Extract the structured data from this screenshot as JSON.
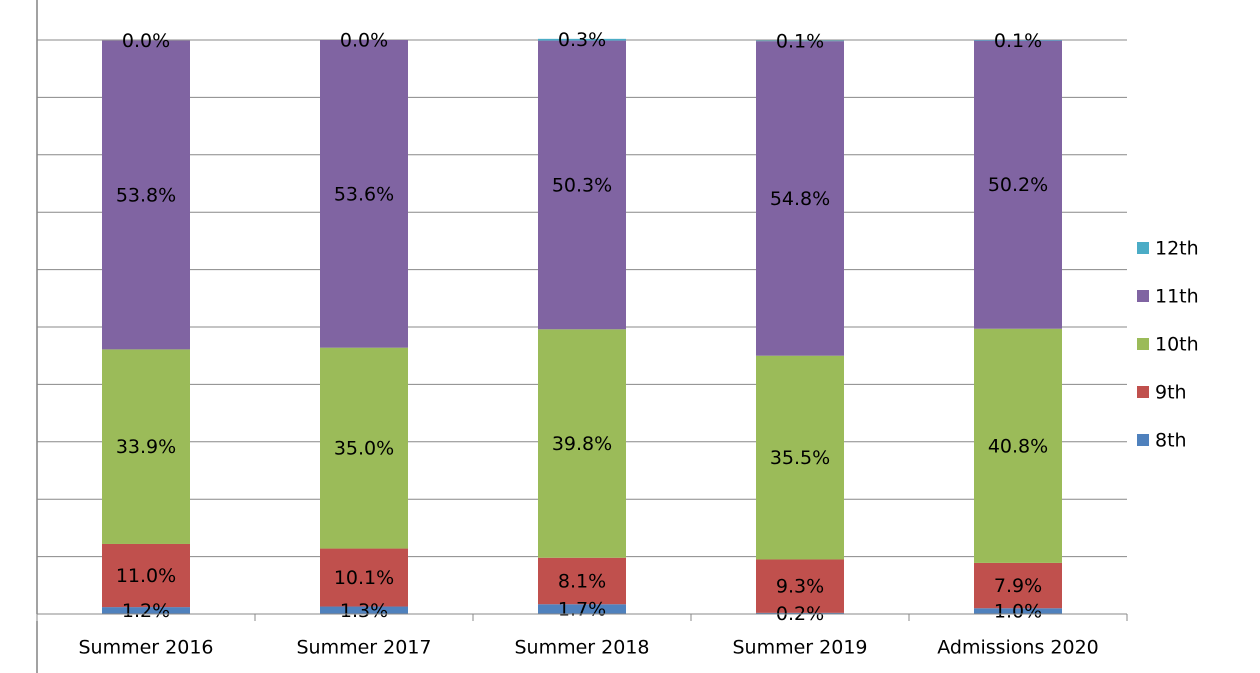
{
  "chart_data": {
    "type": "stacked_bar",
    "categories": [
      "Summer 2016",
      "Summer 2017",
      "Summer 2018",
      "Summer 2019",
      "Admissions 2020"
    ],
    "series": [
      {
        "name": "8th",
        "color": "#4f81bd",
        "values": [
          1.2,
          1.3,
          1.7,
          0.2,
          1.0
        ],
        "value_labels": [
          "1.2%",
          "1.3%",
          "1.7%",
          "0.2%",
          "1.0%"
        ]
      },
      {
        "name": "9th",
        "color": "#c0504d",
        "values": [
          11.0,
          10.1,
          8.1,
          9.3,
          7.9
        ],
        "value_labels": [
          "11.0%",
          "10.1%",
          "8.1%",
          "9.3%",
          "7.9%"
        ]
      },
      {
        "name": "10th",
        "color": "#9bbb59",
        "values": [
          33.9,
          35.0,
          39.8,
          35.5,
          40.8
        ],
        "value_labels": [
          "33.9%",
          "35.0%",
          "39.8%",
          "35.5%",
          "40.8%"
        ]
      },
      {
        "name": "11th",
        "color": "#8064a2",
        "values": [
          53.8,
          53.6,
          50.3,
          54.8,
          50.2
        ],
        "value_labels": [
          "53.8%",
          "53.6%",
          "50.3%",
          "54.8%",
          "50.2%"
        ]
      },
      {
        "name": "12th",
        "color": "#4bacc6",
        "values": [
          0.0,
          0.0,
          0.3,
          0.1,
          0.1
        ],
        "value_labels": [
          "0.0%",
          "0.0%",
          "0.3%",
          "0.1%",
          "0.1%"
        ]
      }
    ],
    "ylim": [
      0,
      100
    ],
    "yticks": [
      0,
      10,
      20,
      30,
      40,
      50,
      60,
      70,
      80,
      90,
      100
    ],
    "grid": true,
    "legend": "right"
  }
}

**********

### WHAT THE TASK ASKS
Identify the lines in the entries above that contain "color", then copy them out.

### OUTPUT OF THE TASK
        "color": "#4f81bd",
        "color": "#c0504d",
        "color": "#9bbb59",
        "color": "#8064a2",
        "color": "#4bacc6",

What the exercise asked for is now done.